▶ [TEXT PASSAGE]
<<<<

The memorable television series premiered 50 years ago this week (September 6th, 1966, on CTV in Canada, and September 8th, 1966, on NBC in the United States), and similar to our other Star Trek roundtables (here and here) and classic television retrospectives (here, here, here, and here), The Bits for the occasion has assembled a Q&A with an esteemed group of Treksperts, historians and Star Trek writers who examine the best episodes and offer commentary on the show’s enduring appeal, influence and legacy. [Read on here...]
Okay, it’s a big article, so let’s get right to it and introduce the participants. In alphabetical order…
Mark A. Altman has been called “the world’s foremost Trekspert.” He is co-author (with Edward Gross) of the bestselling The Fifty-Year Mission: The Complete, Uncensored, Unauthorized Oral History of Star Trek, recently published by St. Martin’s Press (currently available in hardcover, Kindle and audiobook). In addition to being the writer/producer of the award-winning romantic comedy Free Enterprise, starring William Shatner and Eric McCormack (see our roundtable on the film here), he is currently co-executive producer of The Librarians for TNT and has been a writer/producer on such series as Agent X, Necessary Roughness, Castle and Femme Fatales, which he co-created for Cinemax.
Jeff Bond is the author of The Music of Star Trek (Lone Eagle, 1999). He also wrote Danse Macabre: 25 Years of Danny Elfman and Tim Burton (included in The Danny Elfman & Tim Burton 25th Anniversary Music Box, Warner Bros., 2011) and is co-author with Joe Fordham of Planet of the Apes: The Evolution of the Legendary Franchise (Titan, 2014). Jeff is the former editor of Geek magazine, covered film music for The Hollywood Reporter for ten years, and has contributed liner notes to numerous CD soundtrack releases. He also has portrayed Dr. McCoy on the Star Trek New Voyages: Phase II Internet series.

>>>>

▶ [DATA ROWS]
<<<<

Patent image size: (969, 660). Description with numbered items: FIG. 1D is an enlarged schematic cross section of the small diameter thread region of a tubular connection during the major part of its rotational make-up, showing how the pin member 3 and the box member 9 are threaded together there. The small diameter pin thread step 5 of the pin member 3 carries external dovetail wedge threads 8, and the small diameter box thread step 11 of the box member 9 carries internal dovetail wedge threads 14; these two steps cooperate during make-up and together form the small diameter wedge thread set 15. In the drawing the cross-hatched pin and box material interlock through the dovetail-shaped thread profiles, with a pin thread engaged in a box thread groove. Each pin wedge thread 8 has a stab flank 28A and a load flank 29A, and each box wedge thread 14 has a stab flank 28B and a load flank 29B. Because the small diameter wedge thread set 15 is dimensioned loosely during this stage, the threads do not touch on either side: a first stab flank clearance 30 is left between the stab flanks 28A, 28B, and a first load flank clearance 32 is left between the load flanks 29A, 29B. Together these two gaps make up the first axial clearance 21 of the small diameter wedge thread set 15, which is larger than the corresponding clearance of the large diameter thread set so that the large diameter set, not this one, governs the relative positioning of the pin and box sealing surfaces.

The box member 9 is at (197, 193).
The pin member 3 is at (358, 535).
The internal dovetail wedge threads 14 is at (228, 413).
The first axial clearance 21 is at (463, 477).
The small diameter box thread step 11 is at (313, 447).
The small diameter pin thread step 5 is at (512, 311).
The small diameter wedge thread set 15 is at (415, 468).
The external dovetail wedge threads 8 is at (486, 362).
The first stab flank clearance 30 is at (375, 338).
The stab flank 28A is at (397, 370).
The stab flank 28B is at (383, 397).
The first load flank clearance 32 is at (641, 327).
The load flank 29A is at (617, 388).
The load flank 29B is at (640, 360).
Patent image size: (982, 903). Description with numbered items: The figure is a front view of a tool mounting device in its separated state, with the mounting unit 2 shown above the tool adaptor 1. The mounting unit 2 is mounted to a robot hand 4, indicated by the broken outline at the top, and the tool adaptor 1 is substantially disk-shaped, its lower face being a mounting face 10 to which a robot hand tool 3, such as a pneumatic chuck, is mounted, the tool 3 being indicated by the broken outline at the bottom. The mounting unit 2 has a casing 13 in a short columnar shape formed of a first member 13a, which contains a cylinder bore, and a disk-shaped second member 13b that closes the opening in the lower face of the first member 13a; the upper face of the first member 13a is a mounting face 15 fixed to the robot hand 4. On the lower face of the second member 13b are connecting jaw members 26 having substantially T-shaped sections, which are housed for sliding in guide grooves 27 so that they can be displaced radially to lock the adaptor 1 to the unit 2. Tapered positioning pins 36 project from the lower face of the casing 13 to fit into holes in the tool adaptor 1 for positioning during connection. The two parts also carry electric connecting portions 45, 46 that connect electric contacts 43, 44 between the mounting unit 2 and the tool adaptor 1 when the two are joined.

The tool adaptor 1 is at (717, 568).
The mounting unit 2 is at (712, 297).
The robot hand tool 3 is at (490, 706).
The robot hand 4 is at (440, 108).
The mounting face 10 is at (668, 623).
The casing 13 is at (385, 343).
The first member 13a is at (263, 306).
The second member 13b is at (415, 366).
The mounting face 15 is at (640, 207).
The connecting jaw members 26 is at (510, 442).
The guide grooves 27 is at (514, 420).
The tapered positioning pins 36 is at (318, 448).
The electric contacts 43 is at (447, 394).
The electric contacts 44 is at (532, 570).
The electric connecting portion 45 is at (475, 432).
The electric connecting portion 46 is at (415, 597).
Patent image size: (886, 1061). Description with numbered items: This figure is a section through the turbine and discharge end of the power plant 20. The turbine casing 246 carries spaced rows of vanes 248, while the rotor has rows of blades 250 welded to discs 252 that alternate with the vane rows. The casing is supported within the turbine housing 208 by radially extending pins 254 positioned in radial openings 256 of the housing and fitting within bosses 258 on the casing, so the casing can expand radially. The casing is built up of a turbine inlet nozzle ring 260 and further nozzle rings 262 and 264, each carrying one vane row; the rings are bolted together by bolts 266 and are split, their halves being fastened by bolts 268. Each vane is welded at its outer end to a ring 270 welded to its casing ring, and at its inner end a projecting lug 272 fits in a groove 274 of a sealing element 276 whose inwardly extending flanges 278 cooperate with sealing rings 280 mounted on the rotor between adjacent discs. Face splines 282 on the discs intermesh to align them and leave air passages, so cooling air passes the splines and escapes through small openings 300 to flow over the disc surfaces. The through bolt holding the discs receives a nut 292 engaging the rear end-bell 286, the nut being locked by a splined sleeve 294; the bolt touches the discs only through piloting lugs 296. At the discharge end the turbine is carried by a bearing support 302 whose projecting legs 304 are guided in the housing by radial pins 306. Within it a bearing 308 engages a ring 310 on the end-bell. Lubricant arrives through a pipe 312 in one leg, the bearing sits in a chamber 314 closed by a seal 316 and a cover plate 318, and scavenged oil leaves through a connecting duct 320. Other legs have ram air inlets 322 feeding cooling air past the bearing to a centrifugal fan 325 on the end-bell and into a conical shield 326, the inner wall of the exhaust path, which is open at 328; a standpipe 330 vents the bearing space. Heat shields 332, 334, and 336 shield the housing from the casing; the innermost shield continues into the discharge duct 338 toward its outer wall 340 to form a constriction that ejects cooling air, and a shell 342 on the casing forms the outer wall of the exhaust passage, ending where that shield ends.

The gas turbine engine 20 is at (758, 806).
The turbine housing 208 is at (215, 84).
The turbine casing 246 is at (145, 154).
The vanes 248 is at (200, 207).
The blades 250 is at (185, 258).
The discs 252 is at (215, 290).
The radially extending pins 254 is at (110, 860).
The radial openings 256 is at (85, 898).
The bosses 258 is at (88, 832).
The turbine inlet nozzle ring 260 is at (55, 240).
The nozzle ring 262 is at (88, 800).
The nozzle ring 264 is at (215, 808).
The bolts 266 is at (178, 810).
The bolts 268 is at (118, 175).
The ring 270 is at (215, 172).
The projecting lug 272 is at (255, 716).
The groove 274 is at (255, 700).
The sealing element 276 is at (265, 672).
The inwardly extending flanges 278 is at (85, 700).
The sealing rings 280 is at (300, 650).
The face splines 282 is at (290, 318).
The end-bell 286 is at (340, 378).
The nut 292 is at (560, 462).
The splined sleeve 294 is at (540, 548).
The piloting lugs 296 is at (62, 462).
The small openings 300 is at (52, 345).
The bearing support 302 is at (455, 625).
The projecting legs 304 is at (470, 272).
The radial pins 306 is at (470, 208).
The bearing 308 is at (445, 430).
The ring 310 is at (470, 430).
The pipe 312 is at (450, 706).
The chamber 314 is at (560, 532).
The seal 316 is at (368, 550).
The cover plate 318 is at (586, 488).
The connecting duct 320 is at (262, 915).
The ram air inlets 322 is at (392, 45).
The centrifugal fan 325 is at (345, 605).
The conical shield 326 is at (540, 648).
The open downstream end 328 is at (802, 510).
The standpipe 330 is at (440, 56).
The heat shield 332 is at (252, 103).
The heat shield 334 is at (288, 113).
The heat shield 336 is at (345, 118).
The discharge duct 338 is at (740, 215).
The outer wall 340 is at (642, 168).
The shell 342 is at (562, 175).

>>>>

▶ [TASKS TO CARRY OUT]
1. In the Star Trek anniversary article, on what date did the series premiere on NBC in the United States?
2. Continue the Star Trek anniversary article from the point at which it stops.

▶ [TASK RESPONSES]
1. September 8th, 1966.

2.
Robert Meyer Burnett directed, co-wrote and edited Free Enterprise (see our roundtable on the here) and co-produced and edited the supplemental material for the Blu-ray season sets of Star Trek: The Next Generation and Star Trek: Enterprise. He has worked as a Star Trek consultant for Viacom Licensing and edited all of the video packages at the late Star Trek Experience in the Las Vegas Hilton. He developed and produced The Hills Run Red and co-produced Agent Cody Banks and its sequel, as well as directed and edited several episodes of the Cinemax series Femme Fatales. He is the owner of Ludovico Technique, which specializes in the production of Value Added Material for DVD and Blu-ray releases. He has produced VAM for titles such as The Usual Suspects, Superman Returns, X-Men, and The Chronicles of Narnia: The Lion, The Witch and the Wardrobe. He also recently edited the award-winning Star Trek fan film Prelude to Axanar and was slated to direct the feature film Axanar before the project was hit with a copyright lawsuit from franchise rights holders Paramount and CBS and shut down.
[Editor’s Note: In the interest of full disclosure, Digital Bits editor Bill Hunt was also the screenwriter for the Axanar feature film project.]
Marc Cushman is a Los Angeles-based screenwriter and director, who also writes books documenting the making of classic TV series, including the Saturn Award winning three-book set These Are the Voyages, (Jacobs Brown Press, 2013-2015; www.thesearethevoyagesbooks.com), with one volume for each of Star Trek’s three broadcast seasons. Other books include I Spy: A History and Episode Guide to the Groundbreaking Television Series (McFarland, 2007) and Irwin Allen’sLost in Space: The Authorized Biography of a Classic Sci-Fi Series, (Jacobs Brown Press, 2016), tracing the development and production of the show that paved the way for Star Trek, as well as the early career of creator/producer Irwin Allen.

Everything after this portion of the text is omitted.